Instruction:
Copy out all the lines where "immediately" shows up.

--- Begin Available records ---

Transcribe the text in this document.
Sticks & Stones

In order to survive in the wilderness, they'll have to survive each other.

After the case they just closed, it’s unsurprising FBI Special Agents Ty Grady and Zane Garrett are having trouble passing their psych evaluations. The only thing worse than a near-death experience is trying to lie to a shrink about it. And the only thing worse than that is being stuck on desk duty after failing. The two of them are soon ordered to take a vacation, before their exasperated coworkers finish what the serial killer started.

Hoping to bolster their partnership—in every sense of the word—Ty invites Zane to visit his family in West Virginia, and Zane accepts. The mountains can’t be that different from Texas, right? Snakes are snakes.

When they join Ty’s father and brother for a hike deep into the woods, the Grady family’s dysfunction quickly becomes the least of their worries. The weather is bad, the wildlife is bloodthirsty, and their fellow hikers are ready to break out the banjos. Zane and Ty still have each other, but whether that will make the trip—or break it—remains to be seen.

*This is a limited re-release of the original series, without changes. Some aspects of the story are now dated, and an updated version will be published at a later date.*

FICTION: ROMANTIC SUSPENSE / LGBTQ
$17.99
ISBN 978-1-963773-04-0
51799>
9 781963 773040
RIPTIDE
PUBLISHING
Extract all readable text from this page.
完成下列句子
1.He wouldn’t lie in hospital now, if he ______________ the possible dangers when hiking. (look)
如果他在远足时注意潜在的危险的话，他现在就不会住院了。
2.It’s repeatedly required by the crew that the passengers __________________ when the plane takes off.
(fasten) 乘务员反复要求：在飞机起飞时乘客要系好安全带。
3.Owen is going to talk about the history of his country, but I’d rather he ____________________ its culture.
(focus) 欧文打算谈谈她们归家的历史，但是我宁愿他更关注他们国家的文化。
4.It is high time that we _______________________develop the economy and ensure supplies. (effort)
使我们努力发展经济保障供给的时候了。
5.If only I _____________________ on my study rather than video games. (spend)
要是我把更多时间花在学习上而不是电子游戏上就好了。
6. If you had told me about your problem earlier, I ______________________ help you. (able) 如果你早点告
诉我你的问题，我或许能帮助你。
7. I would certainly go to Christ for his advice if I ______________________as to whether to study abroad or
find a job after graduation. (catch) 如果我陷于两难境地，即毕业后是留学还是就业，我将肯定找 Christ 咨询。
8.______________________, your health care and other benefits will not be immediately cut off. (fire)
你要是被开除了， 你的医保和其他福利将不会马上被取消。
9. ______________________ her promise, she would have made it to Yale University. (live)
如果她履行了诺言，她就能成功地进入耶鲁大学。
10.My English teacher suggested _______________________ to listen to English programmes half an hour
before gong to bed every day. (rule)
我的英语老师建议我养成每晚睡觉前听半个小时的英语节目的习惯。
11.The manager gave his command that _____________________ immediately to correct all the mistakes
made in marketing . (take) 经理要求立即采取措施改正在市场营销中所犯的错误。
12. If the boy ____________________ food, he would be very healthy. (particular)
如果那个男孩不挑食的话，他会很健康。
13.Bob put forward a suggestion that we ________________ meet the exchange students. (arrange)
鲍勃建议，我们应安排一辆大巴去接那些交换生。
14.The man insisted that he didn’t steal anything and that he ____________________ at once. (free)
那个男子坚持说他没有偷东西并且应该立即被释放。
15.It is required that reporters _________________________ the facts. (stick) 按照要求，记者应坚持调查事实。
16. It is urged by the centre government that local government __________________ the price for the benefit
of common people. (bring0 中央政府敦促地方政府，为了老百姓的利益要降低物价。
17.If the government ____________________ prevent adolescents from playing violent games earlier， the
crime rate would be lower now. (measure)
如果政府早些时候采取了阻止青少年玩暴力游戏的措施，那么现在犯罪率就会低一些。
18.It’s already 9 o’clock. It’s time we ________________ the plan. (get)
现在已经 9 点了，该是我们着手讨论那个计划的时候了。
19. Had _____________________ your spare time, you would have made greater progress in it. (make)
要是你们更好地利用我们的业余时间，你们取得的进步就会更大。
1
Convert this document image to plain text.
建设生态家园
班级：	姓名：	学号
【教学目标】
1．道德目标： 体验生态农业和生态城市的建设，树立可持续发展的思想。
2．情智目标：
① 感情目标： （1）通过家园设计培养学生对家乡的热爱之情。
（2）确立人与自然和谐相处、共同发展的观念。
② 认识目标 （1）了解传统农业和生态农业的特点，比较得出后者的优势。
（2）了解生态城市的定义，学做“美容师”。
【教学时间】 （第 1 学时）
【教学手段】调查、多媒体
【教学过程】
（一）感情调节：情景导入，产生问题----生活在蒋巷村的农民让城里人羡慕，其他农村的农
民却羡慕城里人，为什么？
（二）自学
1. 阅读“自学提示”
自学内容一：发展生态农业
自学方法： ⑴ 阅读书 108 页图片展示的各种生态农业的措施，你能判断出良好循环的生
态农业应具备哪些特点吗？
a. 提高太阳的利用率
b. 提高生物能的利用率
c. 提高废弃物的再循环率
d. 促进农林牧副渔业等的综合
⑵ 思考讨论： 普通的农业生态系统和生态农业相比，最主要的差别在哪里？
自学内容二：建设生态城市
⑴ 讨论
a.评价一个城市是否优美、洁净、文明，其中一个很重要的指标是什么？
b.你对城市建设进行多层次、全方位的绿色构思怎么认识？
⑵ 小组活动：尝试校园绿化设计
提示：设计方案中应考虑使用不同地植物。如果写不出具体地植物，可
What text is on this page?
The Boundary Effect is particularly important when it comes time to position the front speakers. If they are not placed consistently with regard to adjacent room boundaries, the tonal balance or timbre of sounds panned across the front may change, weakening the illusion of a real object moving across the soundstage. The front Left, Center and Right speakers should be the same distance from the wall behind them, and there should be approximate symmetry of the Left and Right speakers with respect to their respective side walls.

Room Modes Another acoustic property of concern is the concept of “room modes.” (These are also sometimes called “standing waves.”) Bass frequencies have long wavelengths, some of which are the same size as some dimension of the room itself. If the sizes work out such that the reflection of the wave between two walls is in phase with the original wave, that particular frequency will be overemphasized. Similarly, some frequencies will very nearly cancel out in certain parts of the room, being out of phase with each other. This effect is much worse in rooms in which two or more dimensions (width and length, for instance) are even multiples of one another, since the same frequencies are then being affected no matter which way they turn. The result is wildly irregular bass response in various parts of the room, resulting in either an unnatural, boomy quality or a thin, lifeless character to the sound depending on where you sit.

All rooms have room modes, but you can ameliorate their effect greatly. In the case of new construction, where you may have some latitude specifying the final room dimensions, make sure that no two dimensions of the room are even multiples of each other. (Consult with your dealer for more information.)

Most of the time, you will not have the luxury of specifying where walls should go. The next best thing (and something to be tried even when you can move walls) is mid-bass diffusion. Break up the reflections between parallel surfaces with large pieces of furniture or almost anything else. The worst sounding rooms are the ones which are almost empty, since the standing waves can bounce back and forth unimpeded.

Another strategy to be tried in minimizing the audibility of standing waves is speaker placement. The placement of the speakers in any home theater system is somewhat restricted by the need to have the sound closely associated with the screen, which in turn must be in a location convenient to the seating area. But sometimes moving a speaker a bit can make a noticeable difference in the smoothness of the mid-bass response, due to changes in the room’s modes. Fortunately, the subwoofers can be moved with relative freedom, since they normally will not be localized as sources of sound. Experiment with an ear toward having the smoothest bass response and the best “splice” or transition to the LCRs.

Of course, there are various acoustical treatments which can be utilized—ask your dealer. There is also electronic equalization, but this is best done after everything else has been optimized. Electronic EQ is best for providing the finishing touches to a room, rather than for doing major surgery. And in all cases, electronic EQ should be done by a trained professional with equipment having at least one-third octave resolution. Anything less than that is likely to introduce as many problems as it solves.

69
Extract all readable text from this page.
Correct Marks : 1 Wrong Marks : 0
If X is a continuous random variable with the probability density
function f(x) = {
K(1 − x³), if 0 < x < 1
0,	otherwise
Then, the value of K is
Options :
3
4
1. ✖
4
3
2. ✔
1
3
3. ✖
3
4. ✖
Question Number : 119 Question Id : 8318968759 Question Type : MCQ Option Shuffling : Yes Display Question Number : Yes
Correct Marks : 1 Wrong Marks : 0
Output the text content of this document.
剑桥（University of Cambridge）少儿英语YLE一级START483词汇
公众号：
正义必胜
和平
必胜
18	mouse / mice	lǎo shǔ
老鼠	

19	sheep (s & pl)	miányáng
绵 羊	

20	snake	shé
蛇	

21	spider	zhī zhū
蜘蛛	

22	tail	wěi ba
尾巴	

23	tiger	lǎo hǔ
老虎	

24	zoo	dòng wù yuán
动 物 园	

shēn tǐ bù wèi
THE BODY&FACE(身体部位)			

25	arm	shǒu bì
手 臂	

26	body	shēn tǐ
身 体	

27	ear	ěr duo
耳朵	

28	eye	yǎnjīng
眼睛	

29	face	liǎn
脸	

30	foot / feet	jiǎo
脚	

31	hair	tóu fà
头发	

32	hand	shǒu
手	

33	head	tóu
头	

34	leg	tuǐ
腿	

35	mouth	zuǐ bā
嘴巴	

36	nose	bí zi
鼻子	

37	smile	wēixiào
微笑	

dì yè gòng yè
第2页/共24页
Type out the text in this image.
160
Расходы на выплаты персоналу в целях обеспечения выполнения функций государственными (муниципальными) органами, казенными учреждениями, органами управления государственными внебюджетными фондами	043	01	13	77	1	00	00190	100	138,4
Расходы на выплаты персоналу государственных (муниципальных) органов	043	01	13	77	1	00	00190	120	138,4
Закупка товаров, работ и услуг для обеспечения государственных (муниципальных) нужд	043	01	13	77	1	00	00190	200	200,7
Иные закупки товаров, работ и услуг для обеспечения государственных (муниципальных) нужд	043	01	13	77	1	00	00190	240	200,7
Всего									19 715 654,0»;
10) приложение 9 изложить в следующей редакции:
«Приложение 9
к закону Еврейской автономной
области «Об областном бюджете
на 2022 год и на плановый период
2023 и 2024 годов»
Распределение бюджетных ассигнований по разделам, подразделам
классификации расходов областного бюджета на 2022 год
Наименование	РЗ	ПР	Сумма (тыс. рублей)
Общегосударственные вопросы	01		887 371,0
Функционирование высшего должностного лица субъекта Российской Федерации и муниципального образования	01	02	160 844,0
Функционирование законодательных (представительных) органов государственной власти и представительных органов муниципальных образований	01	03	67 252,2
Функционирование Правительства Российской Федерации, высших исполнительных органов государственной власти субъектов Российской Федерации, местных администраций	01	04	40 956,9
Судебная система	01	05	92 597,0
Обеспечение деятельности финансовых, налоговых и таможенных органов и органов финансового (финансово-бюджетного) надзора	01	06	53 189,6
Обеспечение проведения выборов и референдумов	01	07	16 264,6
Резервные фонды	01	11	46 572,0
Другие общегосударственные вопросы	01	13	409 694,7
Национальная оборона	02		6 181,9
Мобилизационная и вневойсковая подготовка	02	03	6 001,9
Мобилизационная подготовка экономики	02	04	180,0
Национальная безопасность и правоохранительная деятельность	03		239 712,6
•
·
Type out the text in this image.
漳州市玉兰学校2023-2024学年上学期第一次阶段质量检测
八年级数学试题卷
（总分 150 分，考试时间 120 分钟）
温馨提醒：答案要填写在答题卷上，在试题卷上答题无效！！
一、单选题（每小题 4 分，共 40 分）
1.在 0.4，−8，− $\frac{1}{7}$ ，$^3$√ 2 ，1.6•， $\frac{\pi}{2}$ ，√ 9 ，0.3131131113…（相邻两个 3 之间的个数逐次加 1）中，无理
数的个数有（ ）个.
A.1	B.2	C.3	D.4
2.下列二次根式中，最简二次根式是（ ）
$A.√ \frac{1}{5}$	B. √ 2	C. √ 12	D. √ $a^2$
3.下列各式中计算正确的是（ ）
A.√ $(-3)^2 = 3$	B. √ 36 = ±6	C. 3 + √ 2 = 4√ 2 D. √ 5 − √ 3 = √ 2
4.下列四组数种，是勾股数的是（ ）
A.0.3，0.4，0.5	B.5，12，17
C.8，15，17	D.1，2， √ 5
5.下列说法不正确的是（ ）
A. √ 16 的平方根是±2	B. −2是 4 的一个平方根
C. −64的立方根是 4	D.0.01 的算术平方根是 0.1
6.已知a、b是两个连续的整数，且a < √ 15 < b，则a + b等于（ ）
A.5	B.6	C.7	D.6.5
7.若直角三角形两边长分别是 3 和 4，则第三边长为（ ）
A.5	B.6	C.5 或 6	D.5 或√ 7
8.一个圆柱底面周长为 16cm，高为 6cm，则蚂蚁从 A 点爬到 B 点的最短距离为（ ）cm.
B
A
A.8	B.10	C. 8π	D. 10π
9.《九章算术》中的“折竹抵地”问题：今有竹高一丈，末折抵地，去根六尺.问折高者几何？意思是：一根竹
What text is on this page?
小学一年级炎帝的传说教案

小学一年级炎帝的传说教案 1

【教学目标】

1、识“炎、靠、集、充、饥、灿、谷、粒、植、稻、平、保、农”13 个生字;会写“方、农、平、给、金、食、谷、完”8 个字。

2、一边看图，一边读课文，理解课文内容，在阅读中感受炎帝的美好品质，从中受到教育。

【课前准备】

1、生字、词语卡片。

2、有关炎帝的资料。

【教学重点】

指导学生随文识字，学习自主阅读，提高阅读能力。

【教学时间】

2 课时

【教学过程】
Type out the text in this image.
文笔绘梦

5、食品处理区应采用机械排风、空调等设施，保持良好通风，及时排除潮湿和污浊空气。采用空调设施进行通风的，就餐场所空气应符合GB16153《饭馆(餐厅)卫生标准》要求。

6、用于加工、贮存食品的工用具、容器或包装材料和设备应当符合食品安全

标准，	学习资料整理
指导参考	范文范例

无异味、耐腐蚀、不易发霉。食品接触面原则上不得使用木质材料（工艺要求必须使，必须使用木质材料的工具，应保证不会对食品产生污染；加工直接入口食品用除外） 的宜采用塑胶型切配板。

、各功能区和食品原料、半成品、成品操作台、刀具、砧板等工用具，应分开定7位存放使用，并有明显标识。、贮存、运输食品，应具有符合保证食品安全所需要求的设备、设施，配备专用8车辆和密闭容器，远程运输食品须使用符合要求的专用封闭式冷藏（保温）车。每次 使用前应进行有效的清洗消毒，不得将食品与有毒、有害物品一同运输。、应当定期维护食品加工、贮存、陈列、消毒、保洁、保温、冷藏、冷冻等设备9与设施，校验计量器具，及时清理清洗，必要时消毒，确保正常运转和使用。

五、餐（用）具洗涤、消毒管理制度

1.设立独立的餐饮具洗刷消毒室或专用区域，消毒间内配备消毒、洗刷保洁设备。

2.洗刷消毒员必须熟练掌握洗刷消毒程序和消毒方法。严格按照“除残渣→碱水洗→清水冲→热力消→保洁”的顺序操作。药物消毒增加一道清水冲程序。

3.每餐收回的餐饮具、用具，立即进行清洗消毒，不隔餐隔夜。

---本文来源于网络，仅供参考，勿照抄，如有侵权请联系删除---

--- End Available records ---

Result of the task:
8.______________________, your health care and other benefits will not be immediately cut off. (fire)
11.The manager gave his command that _____________________ immediately to correct all the mistakes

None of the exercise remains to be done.